__Your objective__.
In every entry, replace "table-cell" with "grid-cell" and leave everything else unchanged.

── Dataset extract

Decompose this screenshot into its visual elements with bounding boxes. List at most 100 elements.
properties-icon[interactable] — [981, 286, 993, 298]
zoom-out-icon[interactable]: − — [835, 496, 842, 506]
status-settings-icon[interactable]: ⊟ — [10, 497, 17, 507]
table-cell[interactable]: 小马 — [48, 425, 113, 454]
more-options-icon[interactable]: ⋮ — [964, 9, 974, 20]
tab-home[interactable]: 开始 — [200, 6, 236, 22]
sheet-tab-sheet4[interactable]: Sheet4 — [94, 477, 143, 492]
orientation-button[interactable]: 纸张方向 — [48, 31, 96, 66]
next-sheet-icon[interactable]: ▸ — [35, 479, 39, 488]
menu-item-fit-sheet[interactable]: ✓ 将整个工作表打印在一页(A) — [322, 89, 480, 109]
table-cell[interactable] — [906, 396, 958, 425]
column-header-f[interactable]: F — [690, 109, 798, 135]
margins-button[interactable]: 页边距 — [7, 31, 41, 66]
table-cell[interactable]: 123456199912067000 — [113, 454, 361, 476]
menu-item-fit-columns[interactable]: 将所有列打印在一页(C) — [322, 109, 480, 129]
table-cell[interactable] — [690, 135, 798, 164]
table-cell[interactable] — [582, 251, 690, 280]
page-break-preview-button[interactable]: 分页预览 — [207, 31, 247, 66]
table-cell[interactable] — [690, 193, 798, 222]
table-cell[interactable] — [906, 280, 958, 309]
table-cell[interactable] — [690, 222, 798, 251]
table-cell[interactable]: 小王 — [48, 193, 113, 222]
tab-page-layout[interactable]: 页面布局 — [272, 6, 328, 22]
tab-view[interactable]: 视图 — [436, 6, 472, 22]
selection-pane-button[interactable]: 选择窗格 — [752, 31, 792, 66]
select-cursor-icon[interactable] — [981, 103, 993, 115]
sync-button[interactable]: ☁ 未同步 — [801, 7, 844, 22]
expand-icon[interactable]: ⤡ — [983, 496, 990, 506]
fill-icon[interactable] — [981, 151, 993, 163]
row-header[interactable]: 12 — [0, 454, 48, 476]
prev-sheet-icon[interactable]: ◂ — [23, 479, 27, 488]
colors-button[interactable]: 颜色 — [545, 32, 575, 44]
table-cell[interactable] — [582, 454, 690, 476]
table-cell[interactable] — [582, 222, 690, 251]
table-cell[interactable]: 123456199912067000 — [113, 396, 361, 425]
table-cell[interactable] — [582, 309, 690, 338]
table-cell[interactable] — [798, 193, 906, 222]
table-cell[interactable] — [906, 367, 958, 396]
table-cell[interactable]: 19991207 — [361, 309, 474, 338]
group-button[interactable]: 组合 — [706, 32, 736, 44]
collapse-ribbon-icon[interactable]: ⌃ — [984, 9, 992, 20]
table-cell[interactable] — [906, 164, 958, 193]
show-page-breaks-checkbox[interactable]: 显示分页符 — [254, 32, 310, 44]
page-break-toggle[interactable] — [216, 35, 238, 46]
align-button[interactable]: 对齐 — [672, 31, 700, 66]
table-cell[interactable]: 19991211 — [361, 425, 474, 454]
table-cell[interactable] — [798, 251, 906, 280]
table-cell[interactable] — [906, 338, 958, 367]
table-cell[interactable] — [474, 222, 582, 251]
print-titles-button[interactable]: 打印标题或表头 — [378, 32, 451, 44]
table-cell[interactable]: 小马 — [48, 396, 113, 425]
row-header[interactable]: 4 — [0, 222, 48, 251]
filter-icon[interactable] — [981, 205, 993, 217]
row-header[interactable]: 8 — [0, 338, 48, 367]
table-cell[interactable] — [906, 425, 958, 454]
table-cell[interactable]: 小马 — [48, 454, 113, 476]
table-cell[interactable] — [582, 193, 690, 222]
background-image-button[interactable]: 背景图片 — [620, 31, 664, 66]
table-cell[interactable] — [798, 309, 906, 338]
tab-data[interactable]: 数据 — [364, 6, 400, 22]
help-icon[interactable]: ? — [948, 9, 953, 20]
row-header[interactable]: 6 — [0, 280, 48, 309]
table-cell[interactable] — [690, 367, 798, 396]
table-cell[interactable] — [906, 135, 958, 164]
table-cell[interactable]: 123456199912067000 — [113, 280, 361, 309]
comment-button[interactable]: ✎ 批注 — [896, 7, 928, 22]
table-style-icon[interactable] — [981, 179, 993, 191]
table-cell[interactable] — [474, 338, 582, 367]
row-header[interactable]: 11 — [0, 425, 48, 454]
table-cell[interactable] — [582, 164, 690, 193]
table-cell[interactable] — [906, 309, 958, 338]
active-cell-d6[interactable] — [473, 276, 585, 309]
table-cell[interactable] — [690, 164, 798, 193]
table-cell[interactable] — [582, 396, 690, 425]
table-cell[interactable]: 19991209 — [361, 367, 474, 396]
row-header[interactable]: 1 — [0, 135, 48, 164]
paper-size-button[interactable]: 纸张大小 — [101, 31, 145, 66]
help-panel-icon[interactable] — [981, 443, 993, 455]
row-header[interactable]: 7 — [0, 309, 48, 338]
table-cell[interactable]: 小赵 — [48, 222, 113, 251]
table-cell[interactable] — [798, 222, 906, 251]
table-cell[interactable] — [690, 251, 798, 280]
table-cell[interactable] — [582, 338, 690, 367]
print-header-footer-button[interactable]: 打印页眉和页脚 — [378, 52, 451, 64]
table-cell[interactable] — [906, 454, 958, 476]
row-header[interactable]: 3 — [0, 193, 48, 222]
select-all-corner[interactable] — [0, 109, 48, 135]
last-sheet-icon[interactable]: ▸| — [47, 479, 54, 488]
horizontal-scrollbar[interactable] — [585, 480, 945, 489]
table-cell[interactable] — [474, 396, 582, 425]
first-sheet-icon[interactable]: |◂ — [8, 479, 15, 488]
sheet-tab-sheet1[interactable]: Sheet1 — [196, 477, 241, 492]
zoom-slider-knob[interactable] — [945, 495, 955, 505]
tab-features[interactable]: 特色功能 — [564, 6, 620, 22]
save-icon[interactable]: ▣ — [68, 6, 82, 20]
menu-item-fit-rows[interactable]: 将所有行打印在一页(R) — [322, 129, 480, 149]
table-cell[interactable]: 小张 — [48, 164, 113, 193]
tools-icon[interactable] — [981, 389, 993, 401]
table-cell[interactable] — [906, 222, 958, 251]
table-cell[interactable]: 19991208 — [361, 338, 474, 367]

────

__Reply__.
Decompose this screenshot into its visual elements with bounding boxes. List at most 100 elements.
properties-icon[interactable] — [981, 286, 993, 298]
zoom-out-icon[interactable]: − — [835, 496, 842, 506]
status-settings-icon[interactable]: ⊟ — [10, 497, 17, 507]
grid-cell[interactable]: 小马 — [48, 425, 113, 454]
more-options-icon[interactable]: ⋮ — [964, 9, 974, 20]
tab-home[interactable]: 开始 — [200, 6, 236, 22]
sheet-tab-sheet4[interactable]: Sheet4 — [94, 477, 143, 492]
orientation-button[interactable]: 纸张方向 — [48, 31, 96, 66]
next-sheet-icon[interactable]: ▸ — [35, 479, 39, 488]
menu-item-fit-sheet[interactable]: ✓ 将整个工作表打印在一页(A) — [322, 89, 480, 109]
grid-cell[interactable] — [906, 396, 958, 425]
column-header-f[interactable]: F — [690, 109, 798, 135]
margins-button[interactable]: 页边距 — [7, 31, 41, 66]
grid-cell[interactable]: 123456199912067000 — [113, 454, 361, 476]
menu-item-fit-columns[interactable]: 将所有列打印在一页(C) — [322, 109, 480, 129]
grid-cell[interactable] — [690, 135, 798, 164]
grid-cell[interactable] — [582, 251, 690, 280]
page-break-preview-button[interactable]: 分页预览 — [207, 31, 247, 66]
grid-cell[interactable] — [690, 193, 798, 222]
grid-cell[interactable] — [906, 280, 958, 309]
grid-cell[interactable] — [690, 222, 798, 251]
grid-cell[interactable]: 小王 — [48, 193, 113, 222]
tab-page-layout[interactable]: 页面布局 — [272, 6, 328, 22]
tab-view[interactable]: 视图 — [436, 6, 472, 22]
selection-pane-button[interactable]: 选择窗格 — [752, 31, 792, 66]
select-cursor-icon[interactable] — [981, 103, 993, 115]
sync-button[interactable]: ☁ 未同步 — [801, 7, 844, 22]
expand-icon[interactable]: ⤡ — [983, 496, 990, 506]
fill-icon[interactable] — [981, 151, 993, 163]
row-header[interactable]: 12 — [0, 454, 48, 476]
prev-sheet-icon[interactable]: ◂ — [23, 479, 27, 488]
colors-button[interactable]: 颜色 — [545, 32, 575, 44]
grid-cell[interactable] — [582, 454, 690, 476]
grid-cell[interactable] — [582, 222, 690, 251]
grid-cell[interactable]: 123456199912067000 — [113, 396, 361, 425]
grid-cell[interactable] — [582, 309, 690, 338]
grid-cell[interactable] — [798, 193, 906, 222]
grid-cell[interactable] — [906, 367, 958, 396]
grid-cell[interactable]: 19991207 — [361, 309, 474, 338]
group-button[interactable]: 组合 — [706, 32, 736, 44]
collapse-ribbon-icon[interactable]: ⌃ — [984, 9, 992, 20]
grid-cell[interactable] — [906, 164, 958, 193]
show-page-breaks-checkbox[interactable]: 显示分页符 — [254, 32, 310, 44]
page-break-toggle[interactable] — [216, 35, 238, 46]
align-button[interactable]: 对齐 — [672, 31, 700, 66]
grid-cell[interactable]: 19991211 — [361, 425, 474, 454]
grid-cell[interactable] — [798, 251, 906, 280]
grid-cell[interactable] — [906, 338, 958, 367]
grid-cell[interactable] — [474, 222, 582, 251]
print-titles-button[interactable]: 打印标题或表头 — [378, 32, 451, 44]
grid-cell[interactable]: 小马 — [48, 396, 113, 425]
row-header[interactable]: 4 — [0, 222, 48, 251]
filter-icon[interactable] — [981, 205, 993, 217]
row-header[interactable]: 8 — [0, 338, 48, 367]
grid-cell[interactable] — [906, 425, 958, 454]
grid-cell[interactable]: 小马 — [48, 454, 113, 476]
grid-cell[interactable] — [582, 193, 690, 222]
background-image-button[interactable]: 背景图片 — [620, 31, 664, 66]
grid-cell[interactable] — [798, 309, 906, 338]
tab-data[interactable]: 数据 — [364, 6, 400, 22]
help-icon[interactable]: ? — [948, 9, 953, 20]
row-header[interactable]: 6 — [0, 280, 48, 309]
grid-cell[interactable] — [690, 367, 798, 396]
grid-cell[interactable] — [906, 135, 958, 164]
grid-cell[interactable]: 123456199912067000 — [113, 280, 361, 309]
comment-button[interactable]: ✎ 批注 — [896, 7, 928, 22]
table-style-icon[interactable] — [981, 179, 993, 191]
grid-cell[interactable] — [474, 338, 582, 367]
row-header[interactable]: 11 — [0, 425, 48, 454]
grid-cell[interactable] — [582, 164, 690, 193]
grid-cell[interactable] — [906, 309, 958, 338]
active-cell-d6[interactable] — [473, 276, 585, 309]
grid-cell[interactable] — [690, 164, 798, 193]
grid-cell[interactable] — [582, 396, 690, 425]
grid-cell[interactable]: 19991209 — [361, 367, 474, 396]
row-header[interactable]: 1 — [0, 135, 48, 164]
paper-size-button[interactable]: 纸张大小 — [101, 31, 145, 66]
help-panel-icon[interactable] — [981, 443, 993, 455]
row-header[interactable]: 7 — [0, 309, 48, 338]
grid-cell[interactable]: 小赵 — [48, 222, 113, 251]
grid-cell[interactable] — [798, 222, 906, 251]
grid-cell[interactable] — [690, 251, 798, 280]
grid-cell[interactable] — [582, 338, 690, 367]
print-header-footer-button[interactable]: 打印页眉和页脚 — [378, 52, 451, 64]
grid-cell[interactable] — [906, 454, 958, 476]
row-header[interactable]: 3 — [0, 193, 48, 222]
select-all-corner[interactable] — [0, 109, 48, 135]
last-sheet-icon[interactable]: ▸| — [47, 479, 54, 488]
horizontal-scrollbar[interactable] — [585, 480, 945, 489]
grid-cell[interactable] — [474, 396, 582, 425]
first-sheet-icon[interactable]: |◂ — [8, 479, 15, 488]
sheet-tab-sheet1[interactable]: Sheet1 — [196, 477, 241, 492]
zoom-slider-knob[interactable] — [945, 495, 955, 505]
tab-features[interactable]: 特色功能 — [564, 6, 620, 22]
save-icon[interactable]: ▣ — [68, 6, 82, 20]
menu-item-fit-rows[interactable]: 将所有行打印在一页(R) — [322, 129, 480, 149]
grid-cell[interactable]: 小张 — [48, 164, 113, 193]
tools-icon[interactable] — [981, 389, 993, 401]
grid-cell[interactable] — [906, 222, 958, 251]
grid-cell[interactable]: 19991208 — [361, 338, 474, 367]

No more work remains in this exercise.